Task brief.
Render the following material again verbatim, leaving nothing out.

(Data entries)
--- Begin ---

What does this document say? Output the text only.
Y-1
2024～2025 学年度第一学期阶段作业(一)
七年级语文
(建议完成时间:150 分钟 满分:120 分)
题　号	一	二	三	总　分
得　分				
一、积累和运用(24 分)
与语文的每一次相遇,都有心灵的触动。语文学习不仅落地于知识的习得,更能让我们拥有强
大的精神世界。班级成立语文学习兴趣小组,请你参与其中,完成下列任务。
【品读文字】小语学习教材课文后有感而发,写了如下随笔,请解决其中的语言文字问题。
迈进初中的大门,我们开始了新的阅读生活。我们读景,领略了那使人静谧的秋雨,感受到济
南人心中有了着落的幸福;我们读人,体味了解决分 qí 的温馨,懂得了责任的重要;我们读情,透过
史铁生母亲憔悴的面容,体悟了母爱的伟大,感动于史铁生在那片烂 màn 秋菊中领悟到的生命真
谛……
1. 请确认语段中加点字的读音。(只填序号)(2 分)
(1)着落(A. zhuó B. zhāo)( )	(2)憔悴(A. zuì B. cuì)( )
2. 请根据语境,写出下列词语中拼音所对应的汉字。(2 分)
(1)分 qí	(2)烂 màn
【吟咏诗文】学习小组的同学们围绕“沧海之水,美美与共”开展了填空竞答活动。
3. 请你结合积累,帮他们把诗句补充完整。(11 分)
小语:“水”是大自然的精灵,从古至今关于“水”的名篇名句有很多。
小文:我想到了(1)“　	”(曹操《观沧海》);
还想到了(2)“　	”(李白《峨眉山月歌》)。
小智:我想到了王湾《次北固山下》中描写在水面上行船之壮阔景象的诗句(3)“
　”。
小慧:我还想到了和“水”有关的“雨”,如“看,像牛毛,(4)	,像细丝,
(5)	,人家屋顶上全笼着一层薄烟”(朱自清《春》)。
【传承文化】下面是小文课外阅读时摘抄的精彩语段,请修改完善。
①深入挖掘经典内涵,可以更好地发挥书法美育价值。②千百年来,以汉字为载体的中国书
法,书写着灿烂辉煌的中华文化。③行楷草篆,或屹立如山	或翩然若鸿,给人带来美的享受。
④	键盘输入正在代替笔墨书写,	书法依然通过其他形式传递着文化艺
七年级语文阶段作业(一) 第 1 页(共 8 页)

--- End ---

Correct response.
What does this document say? Output the text only.
Y-1
2024～2025 学年度第一学期阶段作业(一)
七年级语文
(建议完成时间:150 分钟 满分:120 分)
题　号	一	二	三	总　分
得　分				
一、积累和运用(24 分)
与语文的每一次相遇,都有心灵的触动。语文学习不仅落地于知识的习得,更能让我们拥有强
大的精神世界。班级成立语文学习兴趣小组,请你参与其中,完成下列任务。
【品读文字】小语学习教材课文后有感而发,写了如下随笔,请解决其中的语言文字问题。
迈进初中的大门,我们开始了新的阅读生活。我们读景,领略了那使人静谧的秋雨,感受到济
南人心中有了着落的幸福;我们读人,体味了解决分 qí 的温馨,懂得了责任的重要;我们读情,透过
史铁生母亲憔悴的面容,体悟了母爱的伟大,感动于史铁生在那片烂 màn 秋菊中领悟到的生命真
谛……
1. 请确认语段中加点字的读音。(只填序号)(2 分)
(1)着落(A. zhuó B. zhāo)( )	(2)憔悴(A. zuì B. cuì)( )
2. 请根据语境,写出下列词语中拼音所对应的汉字。(2 分)
(1)分 qí	(2)烂 màn
【吟咏诗文】学习小组的同学们围绕“沧海之水,美美与共”开展了填空竞答活动。
3. 请你结合积累,帮他们把诗句补充完整。(11 分)
小语:“水”是大自然的精灵,从古至今关于“水”的名篇名句有很多。
小文:我想到了(1)“　	”(曹操《观沧海》);
还想到了(2)“　	”(李白《峨眉山月歌》)。
小智:我想到了王湾《次北固山下》中描写在水面上行船之壮阔景象的诗句(3)“
　”。
小慧:我还想到了和“水”有关的“雨”,如“看,像牛毛,(4)	,像细丝,
(5)	,人家屋顶上全笼着一层薄烟”(朱自清《春》)。
【传承文化】下面是小文课外阅读时摘抄的精彩语段,请修改完善。
①深入挖掘经典内涵,可以更好地发挥书法美育价值。②千百年来,以汉字为载体的中国书
法,书写着灿烂辉煌的中华文化。③行楷草篆,或屹立如山	或翩然若鸿,给人带来美的享受。
④	键盘输入正在代替笔墨书写,	书法依然通过其他形式传递着文化艺
七年级语文阶段作业(一) 第 1 页(共 8 页)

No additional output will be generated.